## Provided data
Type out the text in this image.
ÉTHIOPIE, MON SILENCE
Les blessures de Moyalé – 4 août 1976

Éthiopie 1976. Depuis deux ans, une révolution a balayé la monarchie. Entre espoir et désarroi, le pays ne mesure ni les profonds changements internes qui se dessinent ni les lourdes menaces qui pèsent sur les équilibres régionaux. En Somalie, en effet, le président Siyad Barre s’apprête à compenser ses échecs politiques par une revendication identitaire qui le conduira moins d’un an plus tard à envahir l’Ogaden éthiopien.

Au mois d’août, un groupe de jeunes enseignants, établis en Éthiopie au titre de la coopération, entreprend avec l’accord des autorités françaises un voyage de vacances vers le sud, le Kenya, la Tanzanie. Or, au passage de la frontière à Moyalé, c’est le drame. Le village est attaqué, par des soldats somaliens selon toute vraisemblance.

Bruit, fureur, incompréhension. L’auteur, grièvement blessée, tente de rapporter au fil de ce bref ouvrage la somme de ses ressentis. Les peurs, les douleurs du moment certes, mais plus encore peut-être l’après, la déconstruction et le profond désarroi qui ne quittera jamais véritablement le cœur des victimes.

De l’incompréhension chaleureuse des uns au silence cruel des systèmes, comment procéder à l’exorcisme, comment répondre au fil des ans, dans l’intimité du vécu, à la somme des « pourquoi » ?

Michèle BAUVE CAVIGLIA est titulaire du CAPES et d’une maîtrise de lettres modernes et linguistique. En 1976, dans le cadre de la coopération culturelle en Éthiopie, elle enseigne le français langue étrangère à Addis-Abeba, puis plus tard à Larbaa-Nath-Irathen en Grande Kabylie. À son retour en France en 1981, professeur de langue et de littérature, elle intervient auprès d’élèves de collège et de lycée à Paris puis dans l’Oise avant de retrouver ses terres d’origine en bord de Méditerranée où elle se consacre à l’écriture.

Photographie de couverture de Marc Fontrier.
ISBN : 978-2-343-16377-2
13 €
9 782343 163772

## Brief
Check every line for "tard" and show the ones that have it.

## Output of the task
Éthiopie 1976. Depuis deux ans, une révolution a balayé la monarchie. Entre espoir et désarroi, le pays ne mesure ni les profonds changements internes qui se dessinent ni les lourdes menaces qui pèsent sur les équilibres régionaux. En Somalie, en effet, le président Siyad Barre s’apprête à compenser ses échecs politiques par une revendication identitaire qui le conduira moins d’un an plus tard à envahir l’Ogaden éthiopien.
Michèle BAUVE CAVIGLIA est titulaire du CAPES et d’une maîtrise de lettres modernes et linguistique. En 1976, dans le cadre de la coopération culturelle en Éthiopie, elle enseigne le français langue étrangère à Addis-Abeba, puis plus tard à Larbaa-Nath-Irathen en Grande Kabylie. À son retour en France en 1981, professeur de langue et de littérature, elle intervient auprès d’élèves de collège et de lycée à Paris puis dans l’Oise avant de retrouver ses terres d’origine en bord de Méditerranée où elle se consacre à l’écriture.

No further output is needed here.